---- Source data
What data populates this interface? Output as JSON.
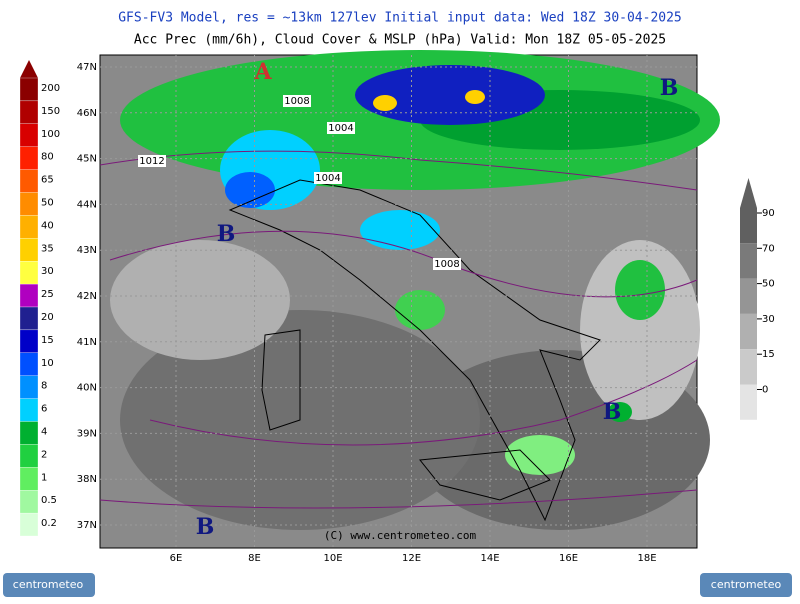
{
  "header": {
    "line1": "GFS-FV3 Model, res = ~13km 127lev   Initial input data: Wed 18Z 30-04-2025",
    "line2": "Acc Prec (mm/6h), Cloud Cover & MSLP (hPa)  Valid: Mon 18Z 05-05-2025"
  },
  "precip_legend": {
    "items": [
      {
        "label": "200",
        "color": "#8b0000"
      },
      {
        "label": "150",
        "color": "#b00000"
      },
      {
        "label": "100",
        "color": "#d80000"
      },
      {
        "label": "80",
        "color": "#ff2000"
      },
      {
        "label": "65",
        "color": "#ff5a00"
      },
      {
        "label": "50",
        "color": "#ff8c00"
      },
      {
        "label": "40",
        "color": "#ffb000"
      },
      {
        "label": "35",
        "color": "#ffd000"
      },
      {
        "label": "30",
        "color": "#ffff40"
      },
      {
        "label": "25",
        "color": "#b000c0"
      },
      {
        "label": "20",
        "color": "#202090"
      },
      {
        "label": "15",
        "color": "#0000c8"
      },
      {
        "label": "10",
        "color": "#0050ff"
      },
      {
        "label": "8",
        "color": "#0090ff"
      },
      {
        "label": "6",
        "color": "#00d0ff"
      },
      {
        "label": "4",
        "color": "#00b030"
      },
      {
        "label": "2",
        "color": "#20d040"
      },
      {
        "label": "1",
        "color": "#60ee60"
      },
      {
        "label": "0.5",
        "color": "#a0f8a0"
      },
      {
        "label": "0.2",
        "color": "#d8ffd8"
      }
    ]
  },
  "cloud_legend": {
    "items": [
      {
        "label": "90",
        "color": "#606060"
      },
      {
        "label": "70",
        "color": "#7a7a7a"
      },
      {
        "label": "50",
        "color": "#959595"
      },
      {
        "label": "30",
        "color": "#b0b0b0"
      },
      {
        "label": "15",
        "color": "#cacaca"
      },
      {
        "label": "0",
        "color": "#e4e4e4"
      }
    ]
  },
  "map": {
    "lat_labels": [
      "47N",
      "46N",
      "45N",
      "44N",
      "43N",
      "42N",
      "41N",
      "40N",
      "39N",
      "38N",
      "37N"
    ],
    "lon_labels": [
      "6E",
      "8E",
      "10E",
      "12E",
      "14E",
      "16E",
      "18E"
    ],
    "isobar_labels": [
      "1008",
      "1004",
      "1012",
      "1004",
      "1008"
    ],
    "pressure_centers": [
      "A",
      "B",
      "B",
      "B",
      "B"
    ]
  },
  "credit": "(C) www.centrometeo.com",
  "logos": [
    "centrometeo",
    "centrometeo"
  ]
}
--------
Copy the material exactly. Do not include the pictures.

What data populates this interface? Output as JSON.
{
  "header": {
    "line1": "GFS-FV3 Model, res = ~13km 127lev   Initial input data: Wed 18Z 30-04-2025",
    "line2": "Acc Prec (mm/6h), Cloud Cover & MSLP (hPa)  Valid: Mon 18Z 05-05-2025"
  },
  "precip_legend": {
    "items": [
      {
        "label": "200",
        "color": "#8b0000"
      },
      {
        "label": "150",
        "color": "#b00000"
      },
      {
        "label": "100",
        "color": "#d80000"
      },
      {
        "label": "80",
        "color": "#ff2000"
      },
      {
        "label": "65",
        "color": "#ff5a00"
      },
      {
        "label": "50",
        "color": "#ff8c00"
      },
      {
        "label": "40",
        "color": "#ffb000"
      },
      {
        "label": "35",
        "color": "#ffd000"
      },
      {
        "label": "30",
        "color": "#ffff40"
      },
      {
        "label": "25",
        "color": "#b000c0"
      },
      {
        "label": "20",
        "color": "#202090"
      },
      {
        "label": "15",
        "color": "#0000c8"
      },
      {
        "label": "10",
        "color": "#0050ff"
      },
      {
        "label": "8",
        "color": "#0090ff"
      },
      {
        "label": "6",
        "color": "#00d0ff"
      },
      {
        "label": "4",
        "color": "#00b030"
      },
      {
        "label": "2",
        "color": "#20d040"
      },
      {
        "label": "1",
        "color": "#60ee60"
      },
      {
        "label": "0.5",
        "color": "#a0f8a0"
      },
      {
        "label": "0.2",
        "color": "#d8ffd8"
      }
    ]
  },
  "cloud_legend": {
    "items": [
      {
        "label": "90",
        "color": "#606060"
      },
      {
        "label": "70",
        "color": "#7a7a7a"
      },
      {
        "label": "50",
        "color": "#959595"
      },
      {
        "label": "30",
        "color": "#b0b0b0"
      },
      {
        "label": "15",
        "color": "#cacaca"
      },
      {
        "label": "0",
        "color": "#e4e4e4"
      }
    ]
  },
  "map": {
    "lat_labels": [
      "47N",
      "46N",
      "45N",
      "44N",
      "43N",
      "42N",
      "41N",
      "40N",
      "39N",
      "38N",
      "37N"
    ],
    "lon_labels": [
      "6E",
      "8E",
      "10E",
      "12E",
      "14E",
      "16E",
      "18E"
    ],
    "isobar_labels": [
      "1008",
      "1004",
      "1012",
      "1004",
      "1008"
    ],
    "pressure_centers": [
      "A",
      "B",
      "B",
      "B",
      "B"
    ]
  },
  "credit": "(C) www.centrometeo.com",
  "logos": [
    "centrometeo",
    "centrometeo"
  ]
}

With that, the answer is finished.